**Exercise requirements:** Return all lines in the material below that contain "Total".

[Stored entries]
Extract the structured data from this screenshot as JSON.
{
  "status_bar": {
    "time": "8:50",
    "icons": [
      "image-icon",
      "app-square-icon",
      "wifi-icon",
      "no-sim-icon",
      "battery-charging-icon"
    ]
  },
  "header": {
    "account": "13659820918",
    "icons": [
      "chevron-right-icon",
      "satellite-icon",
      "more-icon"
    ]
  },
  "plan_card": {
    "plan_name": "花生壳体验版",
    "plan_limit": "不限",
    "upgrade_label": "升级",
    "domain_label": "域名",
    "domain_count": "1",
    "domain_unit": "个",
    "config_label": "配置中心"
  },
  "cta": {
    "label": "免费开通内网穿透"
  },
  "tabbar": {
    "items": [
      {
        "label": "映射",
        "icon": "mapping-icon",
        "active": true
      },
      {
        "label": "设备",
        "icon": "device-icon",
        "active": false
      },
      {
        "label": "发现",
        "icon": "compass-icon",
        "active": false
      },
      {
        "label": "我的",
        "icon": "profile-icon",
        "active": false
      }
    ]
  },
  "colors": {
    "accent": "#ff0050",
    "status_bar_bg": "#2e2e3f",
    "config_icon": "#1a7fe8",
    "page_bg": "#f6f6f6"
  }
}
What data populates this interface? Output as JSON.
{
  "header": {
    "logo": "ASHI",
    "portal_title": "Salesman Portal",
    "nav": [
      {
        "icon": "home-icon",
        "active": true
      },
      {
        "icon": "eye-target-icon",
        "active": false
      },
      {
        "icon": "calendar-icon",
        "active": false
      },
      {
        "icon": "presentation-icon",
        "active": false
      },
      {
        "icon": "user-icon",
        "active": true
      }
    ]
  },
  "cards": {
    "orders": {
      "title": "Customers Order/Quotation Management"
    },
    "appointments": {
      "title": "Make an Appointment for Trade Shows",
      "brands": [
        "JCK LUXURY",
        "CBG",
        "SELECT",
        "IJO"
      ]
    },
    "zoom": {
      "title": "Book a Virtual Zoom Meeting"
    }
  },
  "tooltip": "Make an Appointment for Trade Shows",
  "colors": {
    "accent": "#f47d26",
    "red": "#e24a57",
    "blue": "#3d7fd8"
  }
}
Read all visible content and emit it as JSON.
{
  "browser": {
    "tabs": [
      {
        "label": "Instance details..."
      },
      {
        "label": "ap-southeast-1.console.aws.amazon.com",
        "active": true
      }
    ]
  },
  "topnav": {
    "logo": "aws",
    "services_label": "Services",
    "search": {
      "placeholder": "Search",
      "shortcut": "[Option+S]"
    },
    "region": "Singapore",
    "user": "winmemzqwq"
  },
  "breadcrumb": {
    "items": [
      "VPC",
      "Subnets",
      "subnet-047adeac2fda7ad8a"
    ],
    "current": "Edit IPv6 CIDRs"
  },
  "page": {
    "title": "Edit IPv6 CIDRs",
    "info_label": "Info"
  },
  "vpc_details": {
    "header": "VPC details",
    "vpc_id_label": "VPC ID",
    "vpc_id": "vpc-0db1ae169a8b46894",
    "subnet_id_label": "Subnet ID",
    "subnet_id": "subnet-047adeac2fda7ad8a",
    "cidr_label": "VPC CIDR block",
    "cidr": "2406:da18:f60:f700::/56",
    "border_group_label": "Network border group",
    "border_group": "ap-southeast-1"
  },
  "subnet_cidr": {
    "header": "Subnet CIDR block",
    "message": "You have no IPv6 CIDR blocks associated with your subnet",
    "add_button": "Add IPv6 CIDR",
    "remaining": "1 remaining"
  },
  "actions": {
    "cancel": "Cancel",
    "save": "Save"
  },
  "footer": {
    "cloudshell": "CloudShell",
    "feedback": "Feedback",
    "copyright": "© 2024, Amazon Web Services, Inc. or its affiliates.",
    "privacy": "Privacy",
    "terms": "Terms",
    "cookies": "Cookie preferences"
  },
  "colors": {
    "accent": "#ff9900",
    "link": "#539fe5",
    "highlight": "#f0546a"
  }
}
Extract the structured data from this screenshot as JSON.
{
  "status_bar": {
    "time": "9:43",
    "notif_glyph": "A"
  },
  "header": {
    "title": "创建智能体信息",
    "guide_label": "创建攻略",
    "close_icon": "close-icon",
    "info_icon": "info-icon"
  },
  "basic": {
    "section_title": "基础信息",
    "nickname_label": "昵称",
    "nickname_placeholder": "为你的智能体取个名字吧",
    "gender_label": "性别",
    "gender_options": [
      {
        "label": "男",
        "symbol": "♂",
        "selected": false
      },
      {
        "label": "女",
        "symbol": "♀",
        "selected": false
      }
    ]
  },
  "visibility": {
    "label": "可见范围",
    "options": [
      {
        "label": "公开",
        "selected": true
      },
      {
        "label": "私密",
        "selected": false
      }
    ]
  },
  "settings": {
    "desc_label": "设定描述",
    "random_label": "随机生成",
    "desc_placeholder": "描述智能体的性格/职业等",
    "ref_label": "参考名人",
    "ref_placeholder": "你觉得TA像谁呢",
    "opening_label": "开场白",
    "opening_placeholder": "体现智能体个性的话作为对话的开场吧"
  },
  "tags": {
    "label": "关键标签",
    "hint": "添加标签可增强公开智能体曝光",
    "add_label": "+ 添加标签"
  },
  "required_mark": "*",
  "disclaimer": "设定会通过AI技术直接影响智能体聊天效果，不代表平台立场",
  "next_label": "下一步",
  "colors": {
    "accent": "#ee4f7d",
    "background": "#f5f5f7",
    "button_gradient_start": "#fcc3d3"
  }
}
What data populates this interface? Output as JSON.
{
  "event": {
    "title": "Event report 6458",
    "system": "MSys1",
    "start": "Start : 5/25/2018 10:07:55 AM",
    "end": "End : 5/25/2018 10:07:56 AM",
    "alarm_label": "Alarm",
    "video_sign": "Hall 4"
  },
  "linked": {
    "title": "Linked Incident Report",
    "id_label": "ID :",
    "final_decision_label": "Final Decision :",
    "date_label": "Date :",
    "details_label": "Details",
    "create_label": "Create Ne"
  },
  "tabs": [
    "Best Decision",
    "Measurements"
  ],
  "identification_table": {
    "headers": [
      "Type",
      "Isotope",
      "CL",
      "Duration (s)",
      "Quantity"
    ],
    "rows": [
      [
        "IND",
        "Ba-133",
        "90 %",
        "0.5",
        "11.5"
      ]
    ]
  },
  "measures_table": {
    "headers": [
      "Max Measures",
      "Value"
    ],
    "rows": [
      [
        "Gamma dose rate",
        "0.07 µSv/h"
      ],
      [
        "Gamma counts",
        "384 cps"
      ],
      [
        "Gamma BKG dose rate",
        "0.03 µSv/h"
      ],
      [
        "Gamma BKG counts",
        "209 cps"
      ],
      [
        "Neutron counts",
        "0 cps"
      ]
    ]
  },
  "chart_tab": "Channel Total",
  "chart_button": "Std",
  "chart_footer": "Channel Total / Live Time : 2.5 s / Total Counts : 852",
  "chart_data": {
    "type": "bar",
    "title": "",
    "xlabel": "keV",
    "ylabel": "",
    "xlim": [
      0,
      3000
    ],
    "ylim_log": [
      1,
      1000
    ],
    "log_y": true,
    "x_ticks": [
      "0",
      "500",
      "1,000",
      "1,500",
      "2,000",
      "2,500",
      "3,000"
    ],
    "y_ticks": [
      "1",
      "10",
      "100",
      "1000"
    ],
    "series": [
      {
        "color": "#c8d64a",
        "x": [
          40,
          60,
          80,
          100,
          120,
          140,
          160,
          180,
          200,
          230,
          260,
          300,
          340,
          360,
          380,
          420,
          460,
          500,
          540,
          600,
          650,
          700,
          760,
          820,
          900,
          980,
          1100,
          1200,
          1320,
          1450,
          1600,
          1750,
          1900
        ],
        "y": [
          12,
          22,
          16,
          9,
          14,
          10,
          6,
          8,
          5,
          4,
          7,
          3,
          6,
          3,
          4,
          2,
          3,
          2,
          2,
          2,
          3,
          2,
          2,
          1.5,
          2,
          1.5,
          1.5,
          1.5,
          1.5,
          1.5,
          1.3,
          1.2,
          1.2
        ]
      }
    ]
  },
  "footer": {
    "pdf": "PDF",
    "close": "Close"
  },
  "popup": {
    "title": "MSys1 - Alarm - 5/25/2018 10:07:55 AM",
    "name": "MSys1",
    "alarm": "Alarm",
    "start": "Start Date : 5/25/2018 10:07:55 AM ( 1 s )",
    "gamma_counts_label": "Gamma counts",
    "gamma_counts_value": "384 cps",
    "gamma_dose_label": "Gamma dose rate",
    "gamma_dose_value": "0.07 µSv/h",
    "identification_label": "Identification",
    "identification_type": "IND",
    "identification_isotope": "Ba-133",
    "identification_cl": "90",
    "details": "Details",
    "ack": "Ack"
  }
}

**Exercise answer:**
  "chart_tab": "Channel Total",
  "chart_footer": "Channel Total / Live Time : 2.5 s / Total Counts : 852",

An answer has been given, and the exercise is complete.